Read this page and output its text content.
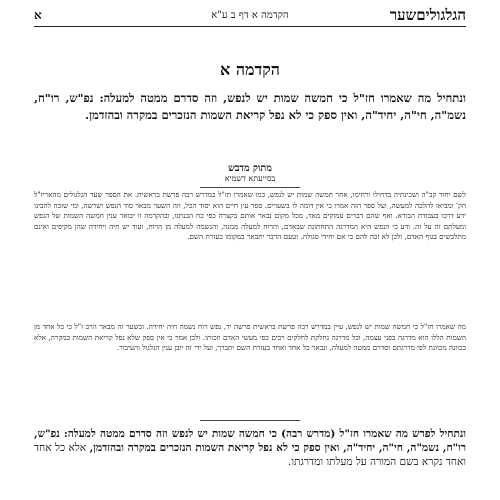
א	הקדמה א דף ב ע"א	הגלגוליםשער
הקדמה א

ונתחיל מה שאמרו חז"ל כי חמשה שמות יש לנפש, וזה סדרם ממטה למעלה: נפ"ש, רו"ח, נשמ"ה, חי"ה, יחיד"ה, ואין ספק כי לא נפל קריאת השמות הנזכרים במקרה ובהזדמן.

מתוק מדבש
בסייעתא דשמיא

לשם יחוד קב"ה ושכינתיה בדחילו ורחימו, אחר חמשה שמות יש לנפש, כמו שאמרו חז"ל במדרש רבה פרשת בראשית. את הספר שער הגלגולים מהאריז"ל הק' ומביאו להלכה למעשה, ועל ספר הזה אמרו כי אין דומה לו בשערים. ספר עץ חיים הוא יסוד הכל, וזה השער מבאר סוד הנפש ושרשה, ומי שזכה להבינו ידע דרכו בעבודת הבורא. ואף שהם דברים עמוקים מאד, מכל מקום נבאר אותם בקצרה כפי כח הבנתנו, ובהקדמה זו יבואר ענין חמשה השמות של הנפש ומעלתם זה על זה. ודע כי הנפש היא המדרגה התחתונה שבאדם, והרוח למעלה ממנה, והנשמה למעלה מן הרוח, ועוד יש חיה ויחידה שהן מקיפים ואינם מתלבשים בגוף האדם, ולכן לא זכה להם כי אם יחידי סגולה. וטעם הדבר יתבאר במקומו בעזרת השם.

מה שאמרו חז"ל כי חמשה שמות יש לנפש, עיין במדרש רבה פרשת בראשית פרשה יד, נפש רוח נשמה חיה יחידה. ובשער זה מבאר הרב ז"ל כי כל אחד מן השמות הללו הוא מדרגה בפני עצמה, וכל מדרגה נחלקת לחלקים רבים כפי מעשי האדם וזכותו. ולכן אמר כי אין ספק שלא נפל קריאת השמות במקרה, אלא בכוונה מכוונת לפי מדרגתם וסדרם ממטה למעלה, ונבאר כל אחד ואחד בעזרת השם יתברך, ועל ידי זה יובן ענין הגלגול והעיבור.

ונתחיל לפרש מה שאמרו חז"ל (מדרש רבה) כי חמשה שמות יש לנפש וזה סדרם ממטה למעלה: נפ"ש, רו"ח, נשמ"ה, חי"ה, יחיד"ה, ואין ספק כי לא נפל קריאת השמות הנזכרים במקרה ובהזדמן, אלא כל אחד ואחד נקרא בשם המורה על מעלתו ומדרגתו.
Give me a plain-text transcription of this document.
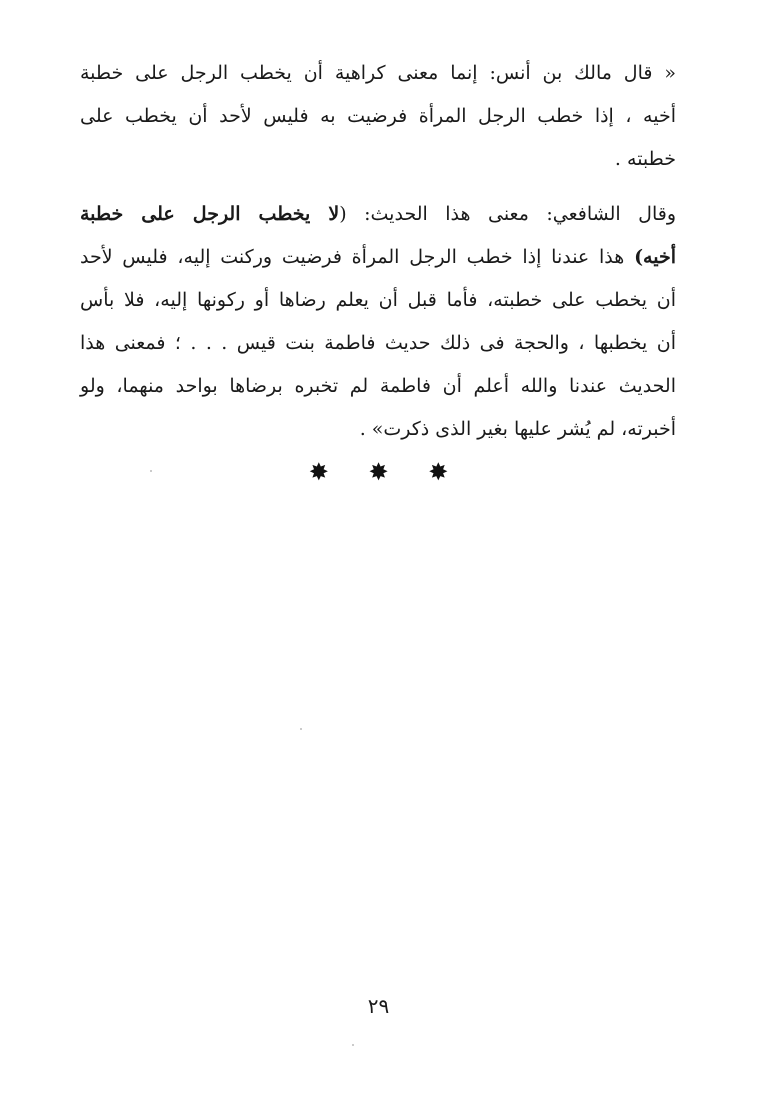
« قال مالك بن أنس: إنما معنى كراهية أن يخطب الرجل على خطبة

أخيه ، إذا خطب الرجل المرأة فرضيت به فليس لأحد أن يخطب على

خطبته .

وقال الشافعي: معنى هذا الحديث: (لا يخطب الرجل على خطبة

أخيه) هذا عندنا إذا خطب الرجل المرأة فرضيت وركنت إليه، فليس لأحد

أن يخطب على خطبته، فأما قبل أن يعلم رضاها أو ركونها إليه، فلا بأس

أن يخطبها ، والحجة فى ذلك حديث فاطمة بنت قيس . . . ؛ فمعنى هذا

الحديث عندنا والله أعلم أن فاطمة لم تخبره برضاها بواحد منهما، ولو

أخبرته، لم يُشر عليها بغير الذى ذكرت» .

✸ ✸ ✸
٢٩
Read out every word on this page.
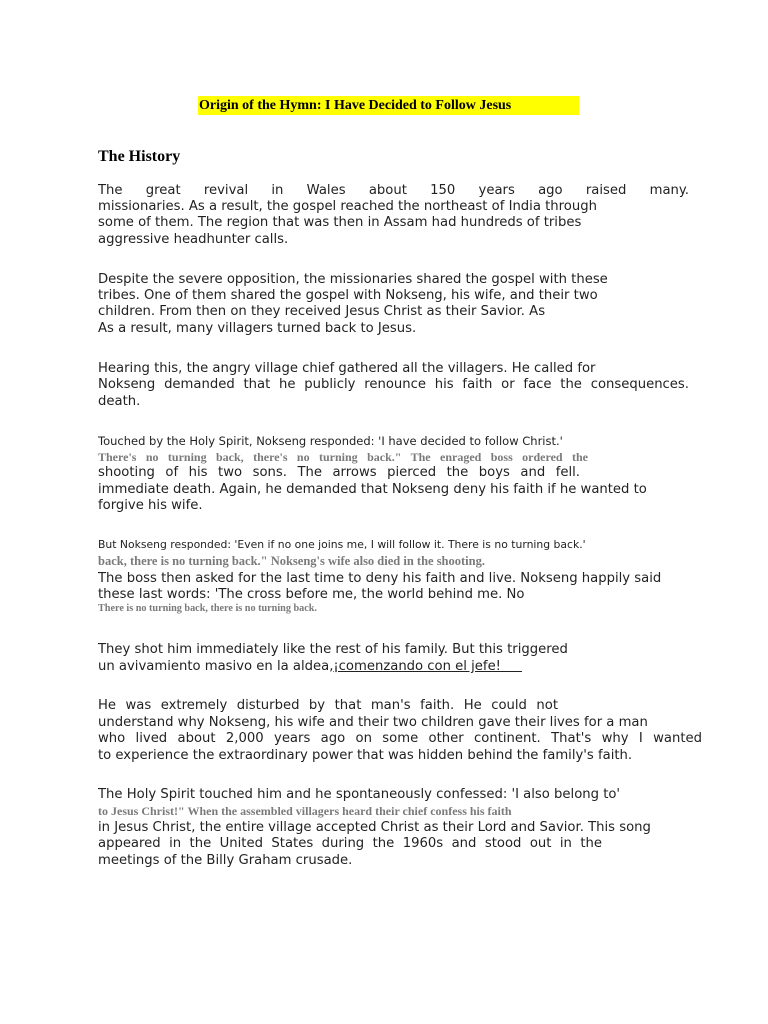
Origin of the Hymn: I Have Decided to Follow Jesus
The History
The great revival in Wales about 150 years ago raised many.
missionaries. As a result, the gospel reached the northeast of India through
some of them. The region that was then in Assam had hundreds of tribes
aggressive headhunter calls.
Despite the severe opposition, the missionaries shared the gospel with these
tribes. One of them shared the gospel with Nokseng, his wife, and their two
children. From then on they received Jesus Christ as their Savior. As
As a result, many villagers turned back to Jesus.
Hearing this, the angry village chief gathered all the villagers. He called for
Nokseng demanded that he publicly renounce his faith or face the consequences.
death.
Touched by the Holy Spirit, Nokseng responded: 'I have decided to follow Christ.'
There's no turning back, there's no turning back." The enraged boss ordered the
shooting of his two sons. The arrows pierced the boys and fell.
immediate death. Again, he demanded that Nokseng deny his faith if he wanted to
forgive his wife.
But Nokseng responded: 'Even if no one joins me, I will follow it. There is no turning back.'
back, there is no turning back." Nokseng's wife also died in the shooting.
The boss then asked for the last time to deny his faith and live. Nokseng happily said
these last words: 'The cross before me, the world behind me. No
There is no turning back, there is no turning back.
They shot him immediately like the rest of his family. But this triggered
un avivamiento masivo en la aldea,¡comenzando con el jefe!
He was extremely disturbed by that man's faith. He could not
understand why Nokseng, his wife and their two children gave their lives for a man
who lived about 2,000 years ago on some other continent. That's why I wanted
to experience the extraordinary power that was hidden behind the family's faith.
The Holy Spirit touched him and he spontaneously confessed: 'I also belong to'
to Jesus Christ!" When the assembled villagers heard their chief confess his faith
in Jesus Christ, the entire village accepted Christ as their Lord and Savior. This song
appeared in the United States during the 1960s and stood out in the
meetings of the Billy Graham crusade.
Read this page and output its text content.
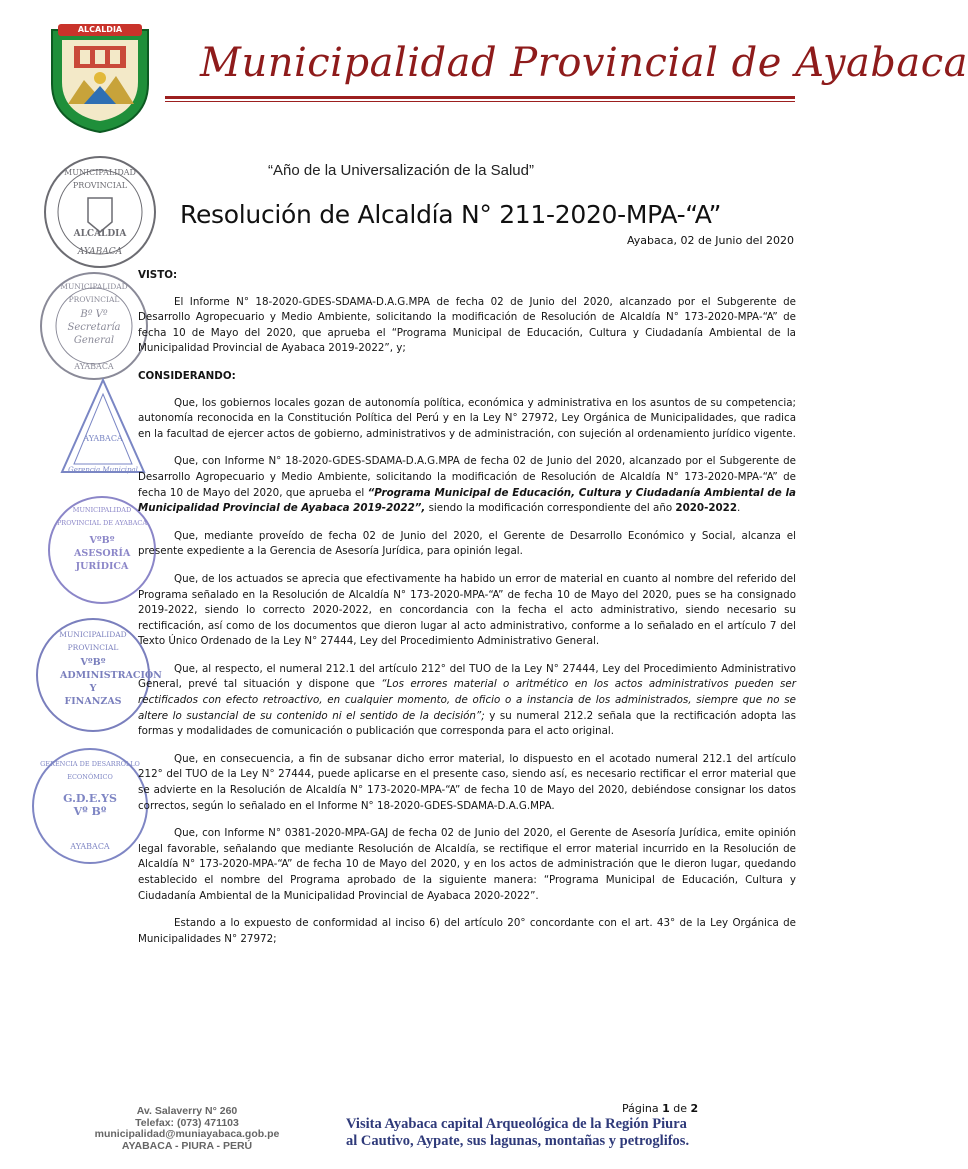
ALCALDIA
Municipalidad Provincial de Ayabaca
MUNICIPALIDAD PROVINCIAL
ALCALDIA
AYABACA
MUNICIPALIDAD PROVINCIAL
Bº Vº Secretaría General
AYABACA
AYABACA
Gerencia Municipal
MUNICIPALIDAD PROVINCIAL DE AYABACA
VºBº ASESORÍA JURÍDICA
MUNICIPALIDAD PROVINCIAL
VºBº ADMINISTRACIÓN Y FINANZAS
GERENCIA DE DESARROLLO ECONÓMICO
G.D.E.YS Vº Bº
AYABACA
“Año de la Universalización de la Salud”
Resolución de Alcaldía N° 211-2020-MPA-“A”
Ayabaca, 02 de Junio del 2020
VISTO:

El Informe N° 18-2020-GDES-SDAMA-D.A.G.MPA de fecha 02 de Junio del 2020, alcanzado por el Subgerente de Desarrollo Agropecuario y Medio Ambiente, solicitando la modificación de Resolución de Alcaldía N° 173-2020-MPA-“A” de fecha 10 de Mayo del 2020, que aprueba el “Programa Municipal de Educación, Cultura y Ciudadanía Ambiental de la Municipalidad Provincial de Ayabaca 2019-2022”, y;

CONSIDERANDO:

Que, los gobiernos locales gozan de autonomía política, económica y administrativa en los asuntos de su competencia; autonomía reconocida en la Constitución Política del Perú y en la Ley N° 27972, Ley Orgánica de Municipalidades, que radica en la facultad de ejercer actos de gobierno, administrativos y de administración, con sujeción al ordenamiento jurídico vigente.

Que, con Informe N° 18-2020-GDES-SDAMA-D.A.G.MPA de fecha 02 de Junio del 2020, alcanzado por el Subgerente de Desarrollo Agropecuario y Medio Ambiente, solicitando la modificación de Resolución de Alcaldía N° 173-2020-MPA-“A” de fecha 10 de Mayo del 2020, que aprueba el “Programa Municipal de Educación, Cultura y Ciudadanía Ambiental de la Municipalidad Provincial de Ayabaca 2019-2022”, siendo la modificación correspondiente del año 2020-2022.

Que, mediante proveído de fecha 02 de Junio del 2020, el Gerente de Desarrollo Económico y Social, alcanza el presente expediente a la Gerencia de Asesoría Jurídica, para opinión legal.

Que, de los actuados se aprecia que efectivamente ha habido un error de material en cuanto al nombre del referido del Programa señalado en la Resolución de Alcaldía N° 173-2020-MPA-“A” de fecha 10 de Mayo del 2020, pues se ha consignado 2019-2022, siendo lo correcto 2020-2022, en concordancia con la fecha el acto administrativo, siendo necesario su rectificación, así como de los documentos que dieron lugar al acto administrativo, conforme a lo señalado en el artículo 7 del Texto Único Ordenado de la Ley N° 27444, Ley del Procedimiento Administrativo General.

Que, al respecto, el numeral 212.1 del artículo 212° del TUO de la Ley N° 27444, Ley del Procedimiento Administrativo General, prevé tal situación y dispone que “Los errores material o aritmético en los actos administrativos pueden ser rectificados con efecto retroactivo, en cualquier momento, de oficio o a instancia de los administrados, siempre que no se altere lo sustancial de su contenido ni el sentido de la decisión”; y su numeral 212.2 señala que la rectificación adopta las formas y modalidades de comunicación o publicación que corresponda para el acto original.

Que, en consecuencia, a fin de subsanar dicho error material, lo dispuesto en el acotado numeral 212.1 del artículo 212° del TUO de la Ley N° 27444, puede aplicarse en el presente caso, siendo así, es necesario rectificar el error material que se advierte en la Resolución de Alcaldía N° 173-2020-MPA-“A” de fecha 10 de Mayo del 2020, debiéndose consignar los datos correctos, según lo señalado en el Informe N° 18-2020-GDES-SDAMA-D.A.G.MPA.

Que, con Informe N° 0381-2020-MPA-GAJ de fecha 02 de Junio del 2020, el Gerente de Asesoría Jurídica, emite opinión legal favorable, señalando que mediante Resolución de Alcaldía, se rectifique el error material incurrido en la Resolución de Alcaldía N° 173-2020-MPA-“A” de fecha 10 de Mayo del 2020, y en los actos de administración que le dieron lugar, quedando establecido el nombre del Programa aprobado de la siguiente manera: “Programa Municipal de Educación, Cultura y Ciudadanía Ambiental de la Municipalidad Provincial de Ayabaca 2020-2022”.

Estando a lo expuesto de conformidad al inciso 6) del artículo 20° concordante con el art. 43° de la Ley Orgánica de Municipalidades N° 27972;

Av. Salaverry N° 260
Telefax: (073) 471103
municipalidad@muniayabaca.gob.pe
AYABACA - PIURA - PERÚ
Página 1 de 2
Visita Ayabaca capital Arqueológica de la Región Piura
al Cautivo, Aypate, sus lagunas, montañas y petroglifos.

--------------------------------------------------

For each line of the entries that includes "ונתחיל", show that line.

ונתחיל מה שאמרו חז"ל כי חמשה שמות יש לנפש, וזה סדרם ממטה למעלה: נפ"ש, רו"ח, נשמ"ה, חי"ה, יחיד"ה, ואין ספק כי לא נפל קריאת השמות הנזכרים במקרה ובהזדמן.
ונתחיל לפרש מה שאמרו חז"ל (מדרש רבה) כי חמשה שמות יש לנפש וזה סדרם ממטה למעלה: נפ"ש, רו"ח, נשמ"ה, חי"ה, יחיד"ה, ואין ספק כי לא נפל קריאת השמות הנזכרים במקרה ובהזדמן, אלא כל אחד ואחד נקרא בשם המורה על מעלתו ומדרגתו.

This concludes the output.